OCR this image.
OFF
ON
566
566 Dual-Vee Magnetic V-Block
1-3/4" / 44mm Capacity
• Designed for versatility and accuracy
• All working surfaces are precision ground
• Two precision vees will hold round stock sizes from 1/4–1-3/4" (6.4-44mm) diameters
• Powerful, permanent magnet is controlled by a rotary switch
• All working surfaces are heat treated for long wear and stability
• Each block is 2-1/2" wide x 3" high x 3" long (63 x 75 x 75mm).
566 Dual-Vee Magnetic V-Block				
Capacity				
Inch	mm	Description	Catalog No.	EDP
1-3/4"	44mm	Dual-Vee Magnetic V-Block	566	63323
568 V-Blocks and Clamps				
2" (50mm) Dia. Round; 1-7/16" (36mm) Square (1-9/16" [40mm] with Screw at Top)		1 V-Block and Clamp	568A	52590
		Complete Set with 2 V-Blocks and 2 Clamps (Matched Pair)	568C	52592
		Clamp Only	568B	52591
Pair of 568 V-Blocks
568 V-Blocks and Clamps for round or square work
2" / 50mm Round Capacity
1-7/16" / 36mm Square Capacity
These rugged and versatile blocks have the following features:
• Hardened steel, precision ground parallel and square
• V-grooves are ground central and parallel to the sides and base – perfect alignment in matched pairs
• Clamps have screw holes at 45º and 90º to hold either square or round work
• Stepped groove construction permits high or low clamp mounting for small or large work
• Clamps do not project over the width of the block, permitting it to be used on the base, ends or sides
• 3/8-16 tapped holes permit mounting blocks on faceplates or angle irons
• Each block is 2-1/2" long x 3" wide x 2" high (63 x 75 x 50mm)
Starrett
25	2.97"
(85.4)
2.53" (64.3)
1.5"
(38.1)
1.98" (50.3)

*****

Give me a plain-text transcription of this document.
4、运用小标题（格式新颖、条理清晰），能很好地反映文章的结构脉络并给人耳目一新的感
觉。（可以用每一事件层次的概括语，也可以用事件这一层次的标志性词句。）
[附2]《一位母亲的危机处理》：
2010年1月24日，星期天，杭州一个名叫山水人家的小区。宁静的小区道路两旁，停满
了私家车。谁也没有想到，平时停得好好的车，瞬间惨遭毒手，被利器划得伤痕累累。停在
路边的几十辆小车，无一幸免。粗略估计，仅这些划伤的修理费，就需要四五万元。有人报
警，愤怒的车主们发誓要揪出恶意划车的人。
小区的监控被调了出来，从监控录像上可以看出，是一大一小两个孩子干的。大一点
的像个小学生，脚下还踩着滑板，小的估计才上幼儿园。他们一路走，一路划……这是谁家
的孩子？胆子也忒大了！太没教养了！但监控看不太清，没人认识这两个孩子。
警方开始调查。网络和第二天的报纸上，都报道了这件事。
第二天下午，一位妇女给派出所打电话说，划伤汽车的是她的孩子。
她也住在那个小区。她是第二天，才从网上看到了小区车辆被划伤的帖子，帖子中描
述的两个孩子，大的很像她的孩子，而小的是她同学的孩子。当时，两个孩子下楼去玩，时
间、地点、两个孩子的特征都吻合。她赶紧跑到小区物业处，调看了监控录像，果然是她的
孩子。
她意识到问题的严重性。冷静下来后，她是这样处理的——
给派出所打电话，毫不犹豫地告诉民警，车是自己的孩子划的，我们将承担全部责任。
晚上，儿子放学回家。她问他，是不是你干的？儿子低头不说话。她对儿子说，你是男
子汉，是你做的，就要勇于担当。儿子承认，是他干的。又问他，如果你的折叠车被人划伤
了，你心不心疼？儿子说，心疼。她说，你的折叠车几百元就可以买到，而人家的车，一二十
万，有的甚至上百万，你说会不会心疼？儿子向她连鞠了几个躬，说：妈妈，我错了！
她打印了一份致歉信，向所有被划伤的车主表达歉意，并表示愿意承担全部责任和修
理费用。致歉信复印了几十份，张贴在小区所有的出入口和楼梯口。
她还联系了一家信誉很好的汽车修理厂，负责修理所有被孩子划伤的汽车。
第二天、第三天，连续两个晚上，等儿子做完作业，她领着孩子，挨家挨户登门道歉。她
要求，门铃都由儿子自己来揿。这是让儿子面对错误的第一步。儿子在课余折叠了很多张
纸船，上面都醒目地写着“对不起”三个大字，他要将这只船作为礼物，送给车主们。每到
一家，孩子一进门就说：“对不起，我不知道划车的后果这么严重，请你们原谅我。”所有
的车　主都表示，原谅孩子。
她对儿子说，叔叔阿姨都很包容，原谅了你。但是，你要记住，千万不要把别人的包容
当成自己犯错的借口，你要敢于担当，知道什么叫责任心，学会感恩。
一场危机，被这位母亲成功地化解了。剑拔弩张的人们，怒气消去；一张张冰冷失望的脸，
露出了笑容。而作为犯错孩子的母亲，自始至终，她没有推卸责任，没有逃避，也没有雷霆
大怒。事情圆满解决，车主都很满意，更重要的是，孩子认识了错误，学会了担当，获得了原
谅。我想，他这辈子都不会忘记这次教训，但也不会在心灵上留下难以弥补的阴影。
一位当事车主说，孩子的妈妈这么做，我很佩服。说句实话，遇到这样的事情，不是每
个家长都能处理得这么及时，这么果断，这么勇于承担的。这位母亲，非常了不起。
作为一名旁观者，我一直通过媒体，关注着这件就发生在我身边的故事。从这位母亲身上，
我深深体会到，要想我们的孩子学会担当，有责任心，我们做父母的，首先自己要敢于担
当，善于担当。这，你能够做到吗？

*****

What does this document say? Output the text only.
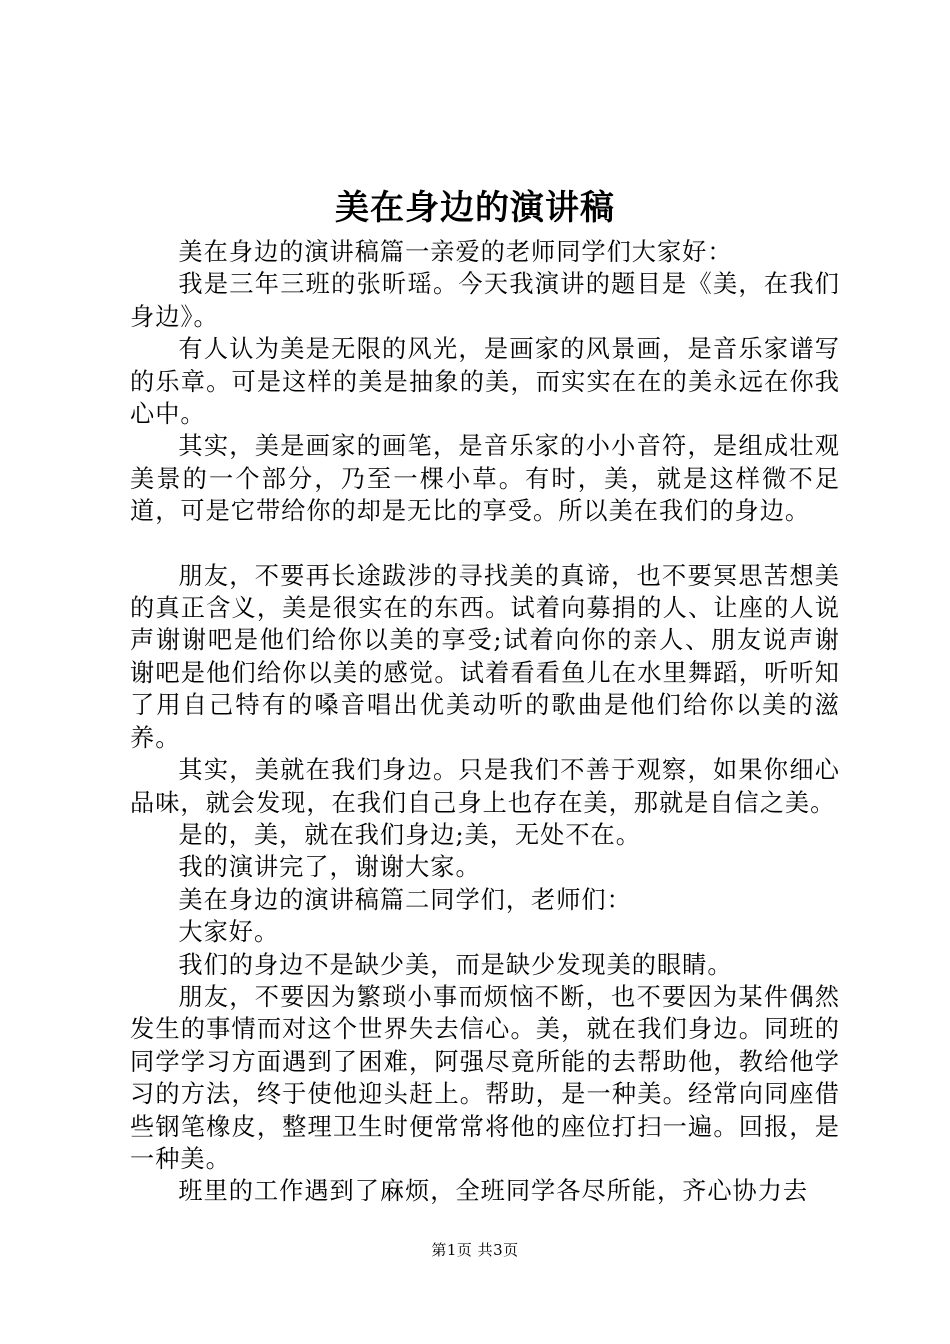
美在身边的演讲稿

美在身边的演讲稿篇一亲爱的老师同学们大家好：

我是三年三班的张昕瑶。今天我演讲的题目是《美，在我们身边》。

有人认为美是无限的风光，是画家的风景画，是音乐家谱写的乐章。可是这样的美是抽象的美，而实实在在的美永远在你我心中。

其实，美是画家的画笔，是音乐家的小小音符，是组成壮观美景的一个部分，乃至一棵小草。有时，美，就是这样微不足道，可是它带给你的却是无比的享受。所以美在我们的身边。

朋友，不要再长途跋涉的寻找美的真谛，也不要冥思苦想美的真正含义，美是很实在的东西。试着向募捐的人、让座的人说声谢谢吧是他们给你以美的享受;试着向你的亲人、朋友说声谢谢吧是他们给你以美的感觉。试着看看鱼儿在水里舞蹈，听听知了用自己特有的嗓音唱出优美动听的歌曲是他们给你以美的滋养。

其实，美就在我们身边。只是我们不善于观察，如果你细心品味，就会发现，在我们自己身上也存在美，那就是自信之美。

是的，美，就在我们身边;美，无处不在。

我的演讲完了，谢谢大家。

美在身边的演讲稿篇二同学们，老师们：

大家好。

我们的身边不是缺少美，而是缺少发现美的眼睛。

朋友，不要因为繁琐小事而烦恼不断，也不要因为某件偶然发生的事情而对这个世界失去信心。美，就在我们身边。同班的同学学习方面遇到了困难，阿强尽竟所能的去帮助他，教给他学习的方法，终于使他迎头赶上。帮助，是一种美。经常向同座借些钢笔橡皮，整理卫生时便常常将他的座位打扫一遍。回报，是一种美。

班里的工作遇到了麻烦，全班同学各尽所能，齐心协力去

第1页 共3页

*****

Work required: Pull out and copy each line containing the string "Magnetic".

Correct result:
566 Dual-Vee Magnetic V-Block
566 Dual-Vee Magnetic V-Block				
1-3/4"	44mm	Dual-Vee Magnetic V-Block	566	63323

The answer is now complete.